## Problem details
Scan the listing below and copy every line holding "JSON".

## Source records
## start
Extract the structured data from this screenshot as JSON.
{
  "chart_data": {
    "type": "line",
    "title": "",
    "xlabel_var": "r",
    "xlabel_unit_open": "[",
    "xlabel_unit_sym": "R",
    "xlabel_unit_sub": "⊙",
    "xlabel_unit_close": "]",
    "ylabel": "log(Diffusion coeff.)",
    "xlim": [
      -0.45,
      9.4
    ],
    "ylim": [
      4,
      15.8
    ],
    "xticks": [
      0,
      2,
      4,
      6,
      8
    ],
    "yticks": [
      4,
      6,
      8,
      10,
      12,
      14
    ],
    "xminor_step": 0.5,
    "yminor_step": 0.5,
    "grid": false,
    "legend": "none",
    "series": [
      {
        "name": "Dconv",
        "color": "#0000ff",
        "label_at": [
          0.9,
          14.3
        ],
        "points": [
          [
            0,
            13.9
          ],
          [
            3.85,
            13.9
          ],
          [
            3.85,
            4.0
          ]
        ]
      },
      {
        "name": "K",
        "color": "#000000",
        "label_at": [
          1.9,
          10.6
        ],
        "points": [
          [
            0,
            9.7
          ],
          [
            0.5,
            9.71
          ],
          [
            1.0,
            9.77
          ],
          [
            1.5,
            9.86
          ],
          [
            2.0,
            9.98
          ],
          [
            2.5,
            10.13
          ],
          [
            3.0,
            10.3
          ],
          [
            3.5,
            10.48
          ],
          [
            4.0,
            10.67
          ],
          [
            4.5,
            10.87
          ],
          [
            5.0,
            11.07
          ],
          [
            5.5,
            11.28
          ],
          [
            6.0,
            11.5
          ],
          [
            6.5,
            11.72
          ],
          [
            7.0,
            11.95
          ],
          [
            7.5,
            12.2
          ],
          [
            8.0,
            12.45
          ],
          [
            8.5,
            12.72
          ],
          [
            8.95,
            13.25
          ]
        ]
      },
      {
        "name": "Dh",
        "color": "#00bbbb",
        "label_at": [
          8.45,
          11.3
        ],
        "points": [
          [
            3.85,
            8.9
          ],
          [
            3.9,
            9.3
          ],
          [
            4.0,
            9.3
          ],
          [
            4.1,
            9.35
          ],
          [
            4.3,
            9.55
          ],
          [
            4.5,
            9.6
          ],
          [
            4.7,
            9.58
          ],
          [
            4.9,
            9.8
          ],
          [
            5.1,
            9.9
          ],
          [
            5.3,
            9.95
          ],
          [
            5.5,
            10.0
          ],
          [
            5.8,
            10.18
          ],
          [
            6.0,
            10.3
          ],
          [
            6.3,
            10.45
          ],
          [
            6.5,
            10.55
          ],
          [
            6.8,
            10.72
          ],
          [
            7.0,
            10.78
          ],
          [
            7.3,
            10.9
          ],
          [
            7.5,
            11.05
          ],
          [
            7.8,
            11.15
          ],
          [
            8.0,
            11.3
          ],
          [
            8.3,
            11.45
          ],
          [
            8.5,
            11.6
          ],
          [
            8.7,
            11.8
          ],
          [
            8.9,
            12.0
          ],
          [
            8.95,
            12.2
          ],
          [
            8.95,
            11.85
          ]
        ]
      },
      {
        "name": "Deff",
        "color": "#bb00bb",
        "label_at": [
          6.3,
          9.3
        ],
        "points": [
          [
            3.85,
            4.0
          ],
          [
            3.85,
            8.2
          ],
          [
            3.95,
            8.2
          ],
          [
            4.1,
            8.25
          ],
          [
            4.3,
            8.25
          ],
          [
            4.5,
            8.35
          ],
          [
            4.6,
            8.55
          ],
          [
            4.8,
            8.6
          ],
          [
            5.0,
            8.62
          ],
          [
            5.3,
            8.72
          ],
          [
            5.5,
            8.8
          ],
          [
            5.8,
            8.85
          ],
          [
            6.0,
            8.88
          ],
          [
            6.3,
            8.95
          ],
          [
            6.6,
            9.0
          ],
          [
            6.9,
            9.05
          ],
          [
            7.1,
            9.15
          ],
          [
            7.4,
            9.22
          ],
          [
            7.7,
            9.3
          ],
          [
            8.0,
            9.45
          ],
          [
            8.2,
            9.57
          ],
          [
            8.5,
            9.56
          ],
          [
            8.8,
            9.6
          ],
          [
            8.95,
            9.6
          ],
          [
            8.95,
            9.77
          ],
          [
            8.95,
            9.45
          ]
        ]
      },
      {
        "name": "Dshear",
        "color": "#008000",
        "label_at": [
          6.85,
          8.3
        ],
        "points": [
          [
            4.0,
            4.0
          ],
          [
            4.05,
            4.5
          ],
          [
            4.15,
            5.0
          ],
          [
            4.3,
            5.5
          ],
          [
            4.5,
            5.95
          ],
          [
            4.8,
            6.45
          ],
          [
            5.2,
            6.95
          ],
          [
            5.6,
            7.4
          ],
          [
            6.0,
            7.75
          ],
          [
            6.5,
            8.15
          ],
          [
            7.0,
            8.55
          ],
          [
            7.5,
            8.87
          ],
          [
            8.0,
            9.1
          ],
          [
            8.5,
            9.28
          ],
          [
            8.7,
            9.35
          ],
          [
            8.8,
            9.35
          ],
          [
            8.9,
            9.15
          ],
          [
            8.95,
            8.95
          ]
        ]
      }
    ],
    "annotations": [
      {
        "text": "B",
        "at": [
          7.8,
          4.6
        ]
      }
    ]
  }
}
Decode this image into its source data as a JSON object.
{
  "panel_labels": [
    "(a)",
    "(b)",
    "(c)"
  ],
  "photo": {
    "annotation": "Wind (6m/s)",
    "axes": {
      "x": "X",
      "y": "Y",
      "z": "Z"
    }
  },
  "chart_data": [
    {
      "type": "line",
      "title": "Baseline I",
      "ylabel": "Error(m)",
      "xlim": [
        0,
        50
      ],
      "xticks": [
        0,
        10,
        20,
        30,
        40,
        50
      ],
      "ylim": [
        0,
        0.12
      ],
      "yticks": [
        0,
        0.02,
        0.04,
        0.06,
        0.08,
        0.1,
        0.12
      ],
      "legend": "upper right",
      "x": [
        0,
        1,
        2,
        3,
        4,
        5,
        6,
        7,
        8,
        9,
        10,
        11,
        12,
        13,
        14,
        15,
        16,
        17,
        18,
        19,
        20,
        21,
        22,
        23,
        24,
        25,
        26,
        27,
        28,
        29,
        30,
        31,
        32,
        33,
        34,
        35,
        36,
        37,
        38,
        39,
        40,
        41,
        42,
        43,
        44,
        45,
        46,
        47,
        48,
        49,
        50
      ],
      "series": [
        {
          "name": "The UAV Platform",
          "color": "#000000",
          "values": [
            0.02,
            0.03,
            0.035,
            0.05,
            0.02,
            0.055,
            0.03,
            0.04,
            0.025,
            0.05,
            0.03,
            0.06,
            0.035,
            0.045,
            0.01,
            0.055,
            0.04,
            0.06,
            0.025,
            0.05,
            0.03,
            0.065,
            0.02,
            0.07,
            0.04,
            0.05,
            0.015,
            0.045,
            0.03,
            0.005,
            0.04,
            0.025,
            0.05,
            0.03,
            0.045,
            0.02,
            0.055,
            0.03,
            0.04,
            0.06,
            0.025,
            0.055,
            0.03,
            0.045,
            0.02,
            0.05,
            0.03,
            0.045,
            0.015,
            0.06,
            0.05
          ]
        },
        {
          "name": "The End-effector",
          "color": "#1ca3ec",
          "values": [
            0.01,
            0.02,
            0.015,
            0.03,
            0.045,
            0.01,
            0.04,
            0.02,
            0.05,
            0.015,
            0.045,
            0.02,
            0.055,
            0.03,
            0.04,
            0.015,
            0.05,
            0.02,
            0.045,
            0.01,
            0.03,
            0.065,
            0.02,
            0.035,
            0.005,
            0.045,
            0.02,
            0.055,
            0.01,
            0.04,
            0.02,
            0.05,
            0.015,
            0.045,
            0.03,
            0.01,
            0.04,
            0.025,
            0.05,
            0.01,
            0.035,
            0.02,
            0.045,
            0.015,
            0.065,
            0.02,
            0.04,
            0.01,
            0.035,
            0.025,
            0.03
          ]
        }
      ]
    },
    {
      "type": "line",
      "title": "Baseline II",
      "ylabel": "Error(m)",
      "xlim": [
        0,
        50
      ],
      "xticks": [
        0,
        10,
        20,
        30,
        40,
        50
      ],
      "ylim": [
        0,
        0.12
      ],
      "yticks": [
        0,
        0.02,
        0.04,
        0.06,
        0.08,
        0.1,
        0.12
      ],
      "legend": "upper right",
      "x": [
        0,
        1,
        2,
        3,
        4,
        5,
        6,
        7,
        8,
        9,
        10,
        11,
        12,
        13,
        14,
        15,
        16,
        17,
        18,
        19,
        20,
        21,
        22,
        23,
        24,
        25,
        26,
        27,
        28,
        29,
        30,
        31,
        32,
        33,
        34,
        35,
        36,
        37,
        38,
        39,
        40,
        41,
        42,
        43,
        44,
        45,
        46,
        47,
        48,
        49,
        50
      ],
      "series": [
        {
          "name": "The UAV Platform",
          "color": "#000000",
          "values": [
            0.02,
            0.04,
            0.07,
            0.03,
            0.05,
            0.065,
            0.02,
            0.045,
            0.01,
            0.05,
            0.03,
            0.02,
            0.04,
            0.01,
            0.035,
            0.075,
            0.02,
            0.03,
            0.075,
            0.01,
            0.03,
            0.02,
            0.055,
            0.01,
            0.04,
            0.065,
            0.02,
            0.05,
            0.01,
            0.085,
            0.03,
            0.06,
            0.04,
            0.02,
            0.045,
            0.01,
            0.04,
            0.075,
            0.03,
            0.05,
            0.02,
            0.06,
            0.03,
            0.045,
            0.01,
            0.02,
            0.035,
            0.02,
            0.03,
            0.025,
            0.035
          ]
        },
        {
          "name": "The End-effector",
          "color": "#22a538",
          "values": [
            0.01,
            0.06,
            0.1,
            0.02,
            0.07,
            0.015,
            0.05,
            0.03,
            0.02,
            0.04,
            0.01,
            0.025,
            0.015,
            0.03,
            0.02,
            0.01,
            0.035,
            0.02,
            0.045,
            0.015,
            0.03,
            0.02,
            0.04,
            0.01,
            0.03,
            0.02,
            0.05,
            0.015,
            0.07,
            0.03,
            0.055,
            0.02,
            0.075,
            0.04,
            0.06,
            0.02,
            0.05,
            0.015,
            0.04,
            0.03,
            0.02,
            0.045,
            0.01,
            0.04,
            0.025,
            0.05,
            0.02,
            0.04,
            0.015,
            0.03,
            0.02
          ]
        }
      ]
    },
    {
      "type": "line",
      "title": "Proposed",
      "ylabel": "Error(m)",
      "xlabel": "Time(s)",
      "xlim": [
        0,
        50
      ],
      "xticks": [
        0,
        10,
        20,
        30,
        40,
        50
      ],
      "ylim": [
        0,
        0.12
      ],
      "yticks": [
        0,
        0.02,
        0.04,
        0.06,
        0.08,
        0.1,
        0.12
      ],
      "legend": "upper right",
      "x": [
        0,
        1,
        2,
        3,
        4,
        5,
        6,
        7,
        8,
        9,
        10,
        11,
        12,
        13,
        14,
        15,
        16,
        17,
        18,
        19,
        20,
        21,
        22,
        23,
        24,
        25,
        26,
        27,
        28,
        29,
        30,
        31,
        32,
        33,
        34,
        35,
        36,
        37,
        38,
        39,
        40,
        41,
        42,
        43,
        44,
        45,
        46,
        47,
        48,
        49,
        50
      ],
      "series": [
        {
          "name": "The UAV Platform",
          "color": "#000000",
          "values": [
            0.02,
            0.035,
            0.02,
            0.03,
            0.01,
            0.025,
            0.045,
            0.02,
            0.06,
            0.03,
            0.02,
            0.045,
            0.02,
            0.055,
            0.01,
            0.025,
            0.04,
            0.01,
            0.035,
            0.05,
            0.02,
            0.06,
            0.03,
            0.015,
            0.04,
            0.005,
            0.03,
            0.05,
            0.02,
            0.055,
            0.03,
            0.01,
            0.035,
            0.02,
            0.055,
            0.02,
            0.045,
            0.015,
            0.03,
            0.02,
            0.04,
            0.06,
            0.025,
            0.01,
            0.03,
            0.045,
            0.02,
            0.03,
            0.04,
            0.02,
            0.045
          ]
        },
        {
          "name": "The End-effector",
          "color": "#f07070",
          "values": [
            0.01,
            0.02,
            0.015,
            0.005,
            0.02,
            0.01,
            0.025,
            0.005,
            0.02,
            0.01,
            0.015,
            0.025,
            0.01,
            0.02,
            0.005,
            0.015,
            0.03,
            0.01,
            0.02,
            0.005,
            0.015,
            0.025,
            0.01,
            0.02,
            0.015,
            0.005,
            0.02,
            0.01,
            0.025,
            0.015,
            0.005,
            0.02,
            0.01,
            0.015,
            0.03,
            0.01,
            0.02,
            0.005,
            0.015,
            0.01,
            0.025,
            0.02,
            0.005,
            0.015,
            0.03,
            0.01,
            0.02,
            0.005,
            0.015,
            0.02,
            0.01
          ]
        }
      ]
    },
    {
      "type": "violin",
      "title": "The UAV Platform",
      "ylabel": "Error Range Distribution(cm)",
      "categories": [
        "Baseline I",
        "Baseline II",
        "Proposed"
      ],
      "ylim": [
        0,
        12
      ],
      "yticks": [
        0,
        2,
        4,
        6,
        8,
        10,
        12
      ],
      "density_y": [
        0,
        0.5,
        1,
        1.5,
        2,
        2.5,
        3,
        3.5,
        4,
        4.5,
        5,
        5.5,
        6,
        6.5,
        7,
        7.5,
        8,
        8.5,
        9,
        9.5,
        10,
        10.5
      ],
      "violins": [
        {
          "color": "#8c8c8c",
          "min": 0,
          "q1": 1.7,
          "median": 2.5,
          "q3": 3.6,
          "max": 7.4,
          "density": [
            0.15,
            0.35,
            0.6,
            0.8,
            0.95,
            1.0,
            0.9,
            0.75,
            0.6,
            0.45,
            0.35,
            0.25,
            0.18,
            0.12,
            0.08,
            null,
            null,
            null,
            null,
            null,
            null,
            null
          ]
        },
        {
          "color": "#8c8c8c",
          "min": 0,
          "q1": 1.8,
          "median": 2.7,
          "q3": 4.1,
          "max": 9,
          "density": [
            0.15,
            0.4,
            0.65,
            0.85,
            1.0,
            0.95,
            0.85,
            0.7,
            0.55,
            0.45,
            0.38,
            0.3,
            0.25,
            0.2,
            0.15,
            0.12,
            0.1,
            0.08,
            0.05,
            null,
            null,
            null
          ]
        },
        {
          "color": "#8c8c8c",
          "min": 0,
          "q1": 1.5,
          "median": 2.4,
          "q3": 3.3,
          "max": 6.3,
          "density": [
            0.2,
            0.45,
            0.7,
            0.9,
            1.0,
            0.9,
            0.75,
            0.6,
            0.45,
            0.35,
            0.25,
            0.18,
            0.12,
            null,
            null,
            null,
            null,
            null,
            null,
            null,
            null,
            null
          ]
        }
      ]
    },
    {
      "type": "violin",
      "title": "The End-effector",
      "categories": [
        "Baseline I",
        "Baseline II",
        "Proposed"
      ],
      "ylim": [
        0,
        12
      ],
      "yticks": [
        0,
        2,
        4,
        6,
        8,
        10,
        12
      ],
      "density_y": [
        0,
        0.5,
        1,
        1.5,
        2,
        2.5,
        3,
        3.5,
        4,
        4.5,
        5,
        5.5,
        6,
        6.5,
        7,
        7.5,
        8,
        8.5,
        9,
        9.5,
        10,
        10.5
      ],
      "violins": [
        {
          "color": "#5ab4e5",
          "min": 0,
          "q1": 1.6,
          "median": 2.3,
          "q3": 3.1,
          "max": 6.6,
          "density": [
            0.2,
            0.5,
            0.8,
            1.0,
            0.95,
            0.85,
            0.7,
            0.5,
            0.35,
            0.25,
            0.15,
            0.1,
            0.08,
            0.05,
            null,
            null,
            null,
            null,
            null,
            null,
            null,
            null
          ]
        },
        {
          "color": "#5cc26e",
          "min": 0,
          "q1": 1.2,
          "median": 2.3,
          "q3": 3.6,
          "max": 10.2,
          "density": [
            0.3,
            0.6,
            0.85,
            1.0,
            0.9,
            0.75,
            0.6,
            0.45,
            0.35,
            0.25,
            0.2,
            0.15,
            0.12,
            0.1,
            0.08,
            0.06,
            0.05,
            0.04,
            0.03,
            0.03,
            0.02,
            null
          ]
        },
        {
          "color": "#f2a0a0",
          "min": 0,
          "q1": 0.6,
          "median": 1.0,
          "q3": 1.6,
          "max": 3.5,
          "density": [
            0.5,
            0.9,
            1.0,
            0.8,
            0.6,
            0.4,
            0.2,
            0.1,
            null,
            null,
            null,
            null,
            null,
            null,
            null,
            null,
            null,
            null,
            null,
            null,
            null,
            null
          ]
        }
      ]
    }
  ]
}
## end
## Full response
Extract the structured data from this screenshot as JSON.
Decode this image into its source data as a JSON object.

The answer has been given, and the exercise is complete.